#### [Provided records]
-----

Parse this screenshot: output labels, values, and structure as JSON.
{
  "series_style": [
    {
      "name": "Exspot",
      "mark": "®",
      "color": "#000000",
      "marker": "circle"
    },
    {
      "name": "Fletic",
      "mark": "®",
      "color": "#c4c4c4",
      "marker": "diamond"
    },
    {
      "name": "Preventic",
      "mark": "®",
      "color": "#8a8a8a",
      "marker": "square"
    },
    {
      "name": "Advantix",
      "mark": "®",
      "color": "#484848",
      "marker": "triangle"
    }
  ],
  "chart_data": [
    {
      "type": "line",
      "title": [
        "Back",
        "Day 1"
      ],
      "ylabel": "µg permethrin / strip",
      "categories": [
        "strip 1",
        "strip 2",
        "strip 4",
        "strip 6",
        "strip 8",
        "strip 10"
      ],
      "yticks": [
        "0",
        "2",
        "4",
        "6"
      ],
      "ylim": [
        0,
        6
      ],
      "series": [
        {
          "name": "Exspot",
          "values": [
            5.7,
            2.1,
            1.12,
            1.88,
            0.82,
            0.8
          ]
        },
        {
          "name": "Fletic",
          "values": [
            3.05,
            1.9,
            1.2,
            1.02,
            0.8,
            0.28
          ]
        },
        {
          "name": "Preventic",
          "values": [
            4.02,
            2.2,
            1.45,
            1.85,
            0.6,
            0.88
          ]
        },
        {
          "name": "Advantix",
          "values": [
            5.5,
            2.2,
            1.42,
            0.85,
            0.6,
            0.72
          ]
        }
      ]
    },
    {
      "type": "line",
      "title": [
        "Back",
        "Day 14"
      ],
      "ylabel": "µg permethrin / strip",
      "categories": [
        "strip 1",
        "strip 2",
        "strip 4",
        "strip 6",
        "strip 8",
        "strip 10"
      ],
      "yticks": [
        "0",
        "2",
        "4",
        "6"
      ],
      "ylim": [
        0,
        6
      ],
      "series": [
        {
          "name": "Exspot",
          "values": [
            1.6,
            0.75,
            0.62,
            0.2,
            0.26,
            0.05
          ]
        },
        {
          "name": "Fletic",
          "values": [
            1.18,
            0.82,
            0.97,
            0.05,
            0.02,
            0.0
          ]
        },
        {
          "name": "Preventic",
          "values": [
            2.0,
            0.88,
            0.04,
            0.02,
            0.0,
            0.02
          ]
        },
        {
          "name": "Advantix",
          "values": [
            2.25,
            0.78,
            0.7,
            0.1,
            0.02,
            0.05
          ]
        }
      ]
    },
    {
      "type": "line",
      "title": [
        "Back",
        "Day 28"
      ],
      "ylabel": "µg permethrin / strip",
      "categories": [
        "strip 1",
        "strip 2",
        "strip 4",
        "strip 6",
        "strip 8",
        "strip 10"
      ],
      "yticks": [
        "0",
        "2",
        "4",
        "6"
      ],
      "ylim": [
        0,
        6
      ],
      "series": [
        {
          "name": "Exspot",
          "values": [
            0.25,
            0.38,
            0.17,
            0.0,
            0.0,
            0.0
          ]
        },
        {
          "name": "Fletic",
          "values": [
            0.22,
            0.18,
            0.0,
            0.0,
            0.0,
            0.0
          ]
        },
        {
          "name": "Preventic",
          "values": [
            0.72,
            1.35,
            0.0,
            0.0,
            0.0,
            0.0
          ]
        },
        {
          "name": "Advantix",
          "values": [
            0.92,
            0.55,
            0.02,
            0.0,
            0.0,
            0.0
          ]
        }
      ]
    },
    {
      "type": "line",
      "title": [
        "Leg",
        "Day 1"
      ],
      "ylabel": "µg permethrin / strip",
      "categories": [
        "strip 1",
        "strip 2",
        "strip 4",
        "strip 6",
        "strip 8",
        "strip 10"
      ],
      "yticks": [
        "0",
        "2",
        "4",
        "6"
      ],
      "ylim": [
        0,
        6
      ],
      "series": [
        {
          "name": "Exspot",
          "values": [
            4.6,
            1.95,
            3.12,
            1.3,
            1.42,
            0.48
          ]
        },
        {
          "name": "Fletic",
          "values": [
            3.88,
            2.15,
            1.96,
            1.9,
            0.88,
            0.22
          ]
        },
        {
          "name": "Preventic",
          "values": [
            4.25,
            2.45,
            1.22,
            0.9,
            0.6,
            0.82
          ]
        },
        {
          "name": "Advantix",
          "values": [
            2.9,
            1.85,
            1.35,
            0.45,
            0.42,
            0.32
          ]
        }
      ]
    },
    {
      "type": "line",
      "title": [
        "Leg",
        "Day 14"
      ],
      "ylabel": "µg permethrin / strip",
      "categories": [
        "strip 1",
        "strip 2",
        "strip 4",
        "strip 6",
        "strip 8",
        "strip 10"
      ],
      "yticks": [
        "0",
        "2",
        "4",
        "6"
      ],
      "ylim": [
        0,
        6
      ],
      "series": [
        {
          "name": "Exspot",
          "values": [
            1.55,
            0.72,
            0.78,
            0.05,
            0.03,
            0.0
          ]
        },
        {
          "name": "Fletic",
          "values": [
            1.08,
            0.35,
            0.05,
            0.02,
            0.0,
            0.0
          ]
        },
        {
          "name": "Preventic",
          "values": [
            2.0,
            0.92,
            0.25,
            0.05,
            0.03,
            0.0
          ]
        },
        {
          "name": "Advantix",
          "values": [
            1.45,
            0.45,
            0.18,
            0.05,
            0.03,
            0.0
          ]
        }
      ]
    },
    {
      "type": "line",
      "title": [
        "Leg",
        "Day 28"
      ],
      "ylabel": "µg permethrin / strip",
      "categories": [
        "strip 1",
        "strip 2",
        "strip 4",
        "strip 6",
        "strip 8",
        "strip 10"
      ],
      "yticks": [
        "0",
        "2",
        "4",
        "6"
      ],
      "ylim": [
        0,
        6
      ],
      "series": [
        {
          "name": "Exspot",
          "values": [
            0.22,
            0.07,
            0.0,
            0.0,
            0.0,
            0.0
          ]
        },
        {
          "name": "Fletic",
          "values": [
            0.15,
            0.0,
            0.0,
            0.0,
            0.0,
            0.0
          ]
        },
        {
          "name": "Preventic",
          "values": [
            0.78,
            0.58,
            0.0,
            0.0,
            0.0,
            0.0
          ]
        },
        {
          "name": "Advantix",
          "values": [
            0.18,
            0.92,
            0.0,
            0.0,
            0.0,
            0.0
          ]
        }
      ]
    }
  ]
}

-----

#### [What you need to do]
State how many lines of the listing include the word "color". Reply with the number alone.

#### [Expected output]
4